[WHAT IS ASKED] Word for word, repeat the entries, minus the pictures.

• • • •

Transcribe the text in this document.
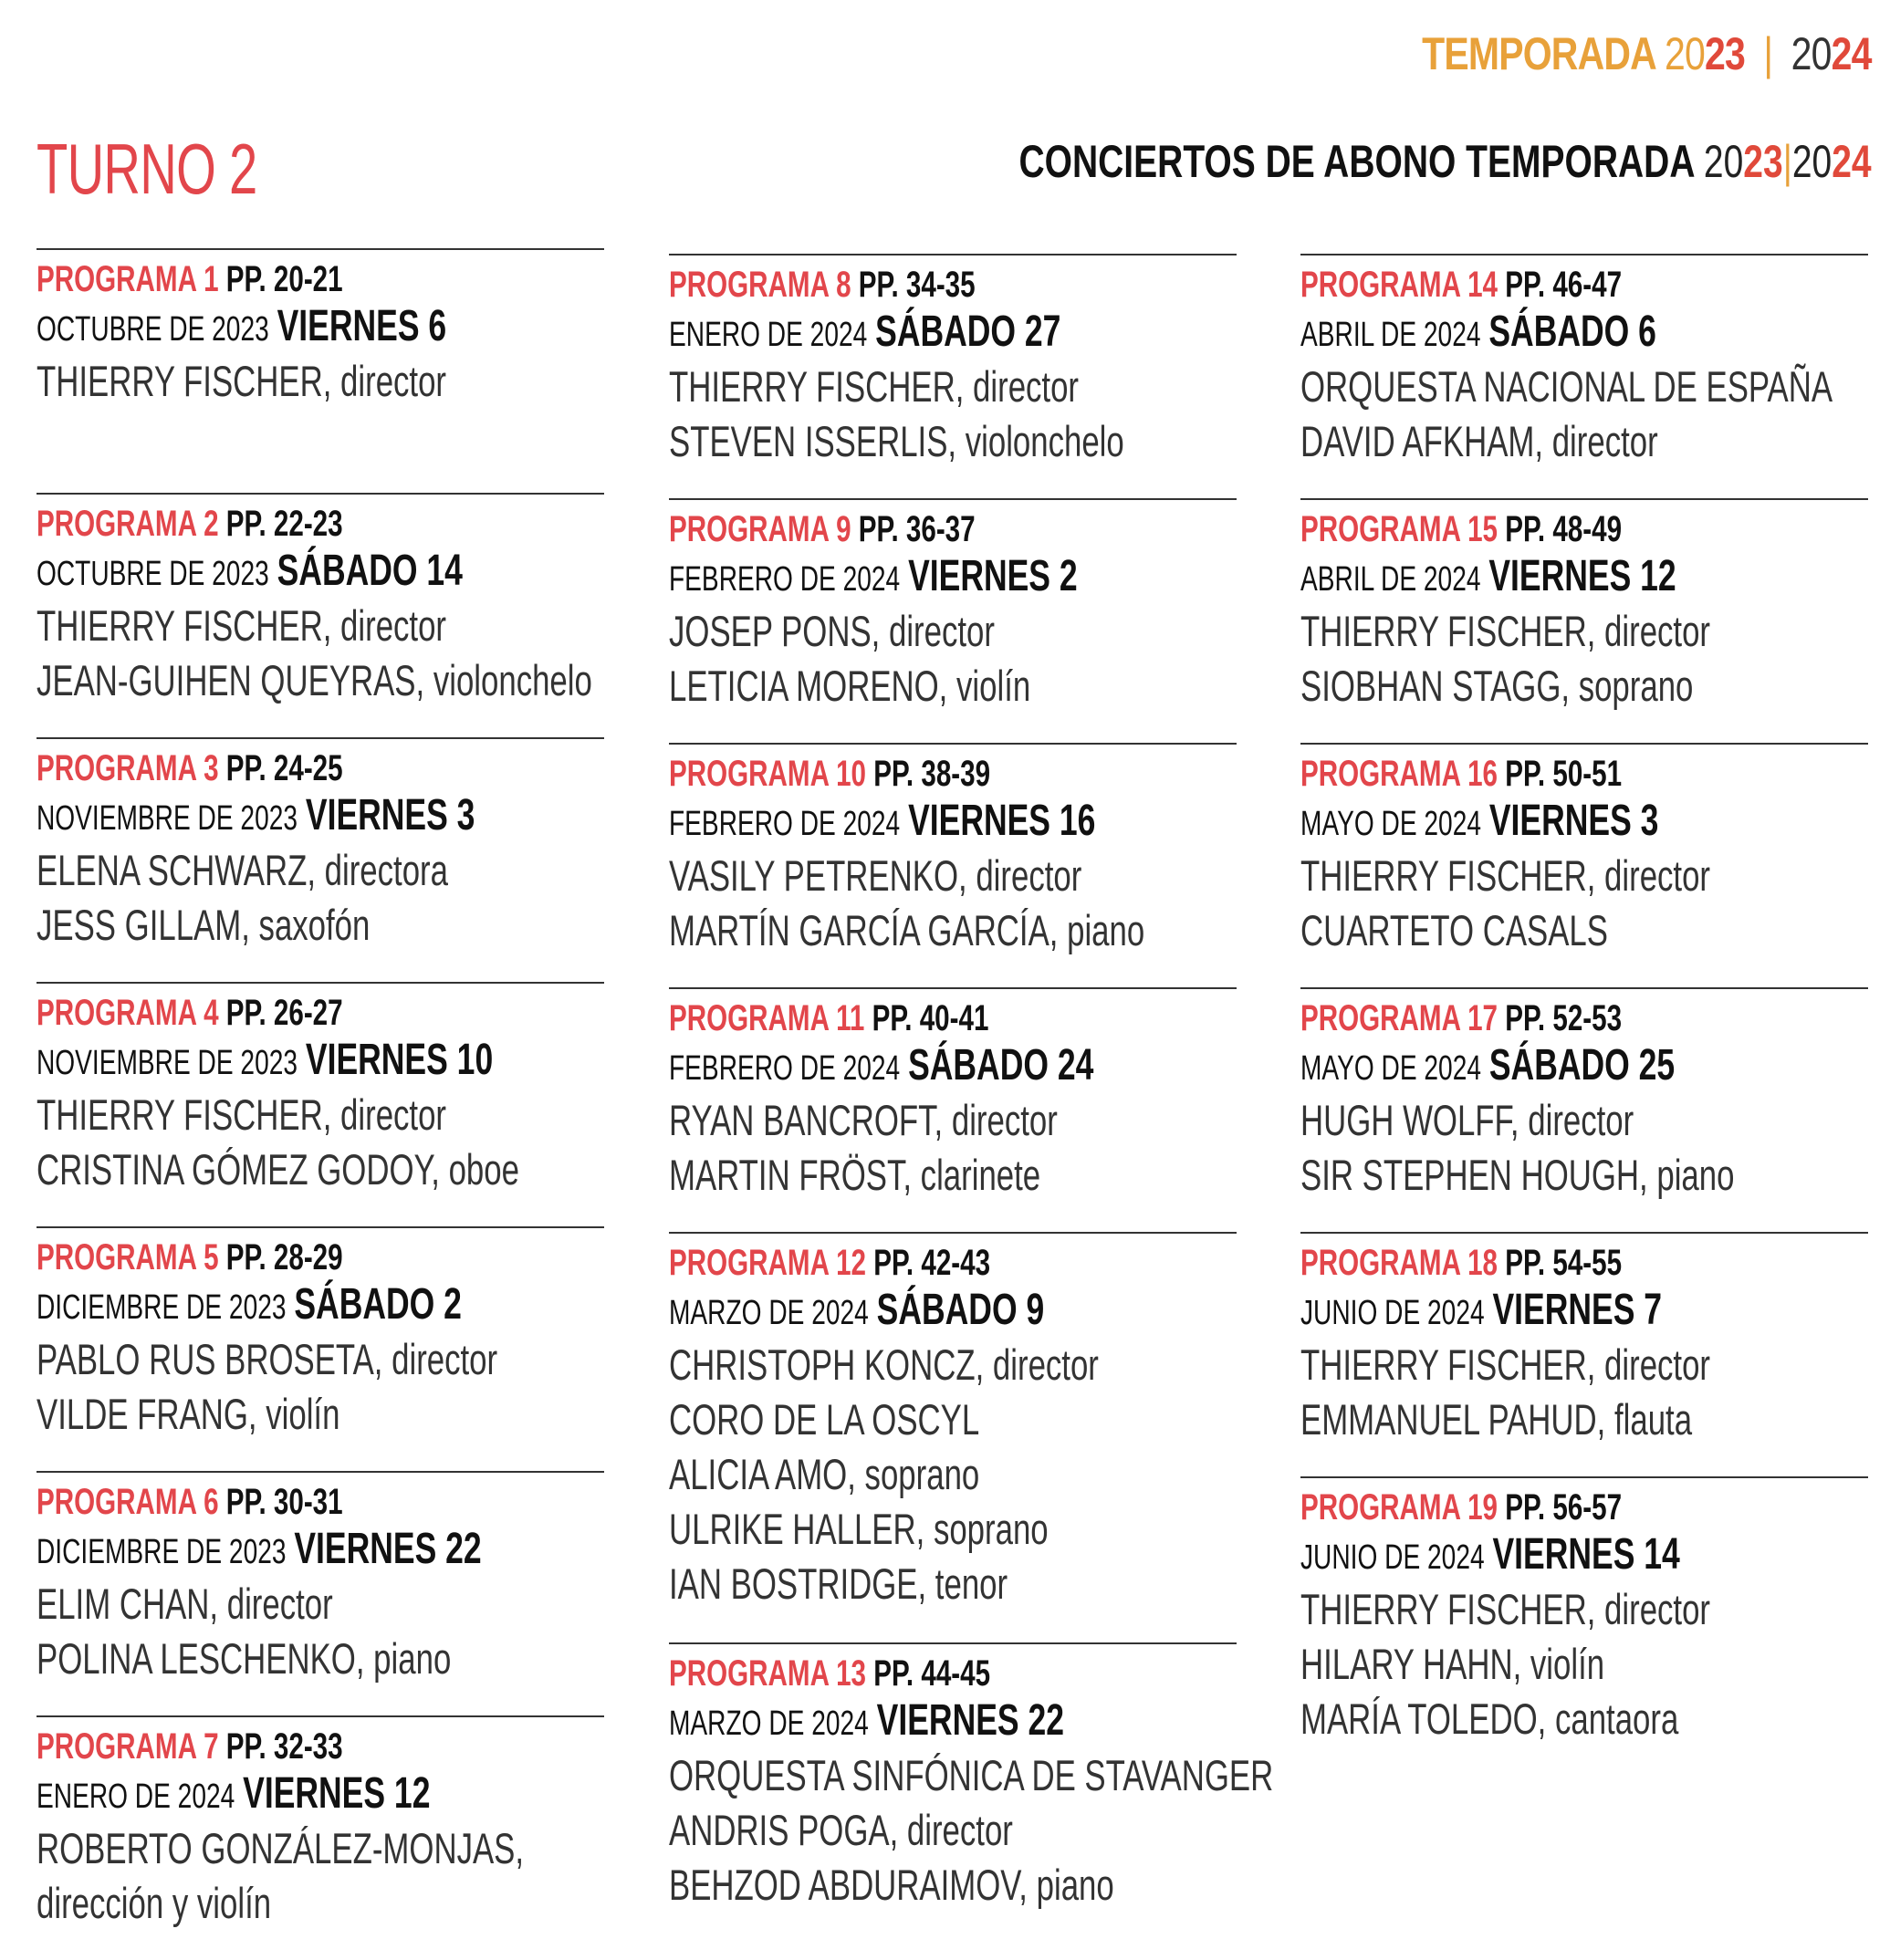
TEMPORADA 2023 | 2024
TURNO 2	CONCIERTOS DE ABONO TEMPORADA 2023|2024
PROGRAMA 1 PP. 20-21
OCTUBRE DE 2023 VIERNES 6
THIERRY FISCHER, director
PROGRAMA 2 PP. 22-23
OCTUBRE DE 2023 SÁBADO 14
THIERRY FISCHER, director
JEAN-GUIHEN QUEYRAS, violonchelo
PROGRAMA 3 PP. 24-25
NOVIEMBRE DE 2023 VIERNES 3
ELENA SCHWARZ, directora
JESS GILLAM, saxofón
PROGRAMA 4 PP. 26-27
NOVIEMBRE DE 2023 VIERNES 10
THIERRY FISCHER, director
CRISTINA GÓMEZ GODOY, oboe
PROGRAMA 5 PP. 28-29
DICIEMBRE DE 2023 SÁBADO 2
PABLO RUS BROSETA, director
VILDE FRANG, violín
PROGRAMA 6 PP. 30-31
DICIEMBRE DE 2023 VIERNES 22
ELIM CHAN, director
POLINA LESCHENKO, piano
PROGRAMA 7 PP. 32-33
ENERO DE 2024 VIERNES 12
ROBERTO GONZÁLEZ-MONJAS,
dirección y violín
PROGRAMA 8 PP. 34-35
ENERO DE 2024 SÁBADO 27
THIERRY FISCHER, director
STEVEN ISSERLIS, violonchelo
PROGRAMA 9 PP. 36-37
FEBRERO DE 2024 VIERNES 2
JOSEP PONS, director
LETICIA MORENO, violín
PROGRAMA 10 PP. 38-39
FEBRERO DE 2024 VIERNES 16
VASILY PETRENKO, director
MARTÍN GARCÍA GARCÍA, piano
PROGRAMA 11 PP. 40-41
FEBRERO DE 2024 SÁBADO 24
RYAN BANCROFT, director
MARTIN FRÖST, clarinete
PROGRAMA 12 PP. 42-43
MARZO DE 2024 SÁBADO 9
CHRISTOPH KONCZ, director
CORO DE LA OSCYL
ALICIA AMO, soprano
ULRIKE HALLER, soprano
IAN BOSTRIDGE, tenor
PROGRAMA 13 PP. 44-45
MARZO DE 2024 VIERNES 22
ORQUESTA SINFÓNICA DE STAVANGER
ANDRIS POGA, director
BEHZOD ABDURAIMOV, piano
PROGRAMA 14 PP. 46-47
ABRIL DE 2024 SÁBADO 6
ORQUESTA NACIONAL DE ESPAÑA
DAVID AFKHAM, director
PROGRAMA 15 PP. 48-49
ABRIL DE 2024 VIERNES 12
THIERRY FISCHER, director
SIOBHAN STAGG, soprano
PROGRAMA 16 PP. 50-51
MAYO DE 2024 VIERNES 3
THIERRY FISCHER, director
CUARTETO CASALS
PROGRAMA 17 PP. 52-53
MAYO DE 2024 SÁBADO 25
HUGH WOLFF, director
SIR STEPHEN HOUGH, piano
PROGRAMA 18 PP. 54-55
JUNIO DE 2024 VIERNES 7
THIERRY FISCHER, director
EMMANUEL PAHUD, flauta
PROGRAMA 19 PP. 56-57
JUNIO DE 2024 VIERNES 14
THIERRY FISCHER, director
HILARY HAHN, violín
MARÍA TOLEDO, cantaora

• • • •

[ANSWER TO THE TASK]
Transcribe the text in this document.
TEMPORADA 2023 | 2024
TURNO 2	CONCIERTOS DE ABONO TEMPORADA 2023|2024
PROGRAMA 1 PP. 20-21
OCTUBRE DE 2023 VIERNES 6
THIERRY FISCHER, director
PROGRAMA 2 PP. 22-23
OCTUBRE DE 2023 SÁBADO 14
THIERRY FISCHER, director
JEAN-GUIHEN QUEYRAS, violonchelo
PROGRAMA 3 PP. 24-25
NOVIEMBRE DE 2023 VIERNES 3
ELENA SCHWARZ, directora
JESS GILLAM, saxofón
PROGRAMA 4 PP. 26-27
NOVIEMBRE DE 2023 VIERNES 10
THIERRY FISCHER, director
CRISTINA GÓMEZ GODOY, oboe
PROGRAMA 5 PP. 28-29
DICIEMBRE DE 2023 SÁBADO 2
PABLO RUS BROSETA, director
VILDE FRANG, violín
PROGRAMA 6 PP. 30-31
DICIEMBRE DE 2023 VIERNES 22
ELIM CHAN, director
POLINA LESCHENKO, piano
PROGRAMA 7 PP. 32-33
ENERO DE 2024 VIERNES 12
ROBERTO GONZÁLEZ-MONJAS,
dirección y violín
PROGRAMA 8 PP. 34-35
ENERO DE 2024 SÁBADO 27
THIERRY FISCHER, director
STEVEN ISSERLIS, violonchelo
PROGRAMA 9 PP. 36-37
FEBRERO DE 2024 VIERNES 2
JOSEP PONS, director
LETICIA MORENO, violín
PROGRAMA 10 PP. 38-39
FEBRERO DE 2024 VIERNES 16
VASILY PETRENKO, director
MARTÍN GARCÍA GARCÍA, piano
PROGRAMA 11 PP. 40-41
FEBRERO DE 2024 SÁBADO 24
RYAN BANCROFT, director
MARTIN FRÖST, clarinete
PROGRAMA 12 PP. 42-43
MARZO DE 2024 SÁBADO 9
CHRISTOPH KONCZ, director
CORO DE LA OSCYL
ALICIA AMO, soprano
ULRIKE HALLER, soprano
IAN BOSTRIDGE, tenor
PROGRAMA 13 PP. 44-45
MARZO DE 2024 VIERNES 22
ORQUESTA SINFÓNICA DE STAVANGER
ANDRIS POGA, director
BEHZOD ABDURAIMOV, piano
PROGRAMA 14 PP. 46-47
ABRIL DE 2024 SÁBADO 6
ORQUESTA NACIONAL DE ESPAÑA
DAVID AFKHAM, director
PROGRAMA 15 PP. 48-49
ABRIL DE 2024 VIERNES 12
THIERRY FISCHER, director
SIOBHAN STAGG, soprano
PROGRAMA 16 PP. 50-51
MAYO DE 2024 VIERNES 3
THIERRY FISCHER, director
CUARTETO CASALS
PROGRAMA 17 PP. 52-53
MAYO DE 2024 SÁBADO 25
HUGH WOLFF, director
SIR STEPHEN HOUGH, piano
PROGRAMA 18 PP. 54-55
JUNIO DE 2024 VIERNES 7
THIERRY FISCHER, director
EMMANUEL PAHUD, flauta
PROGRAMA 19 PP. 56-57
JUNIO DE 2024 VIERNES 14
THIERRY FISCHER, director
HILARY HAHN, violín
MARÍA TOLEDO, cantaora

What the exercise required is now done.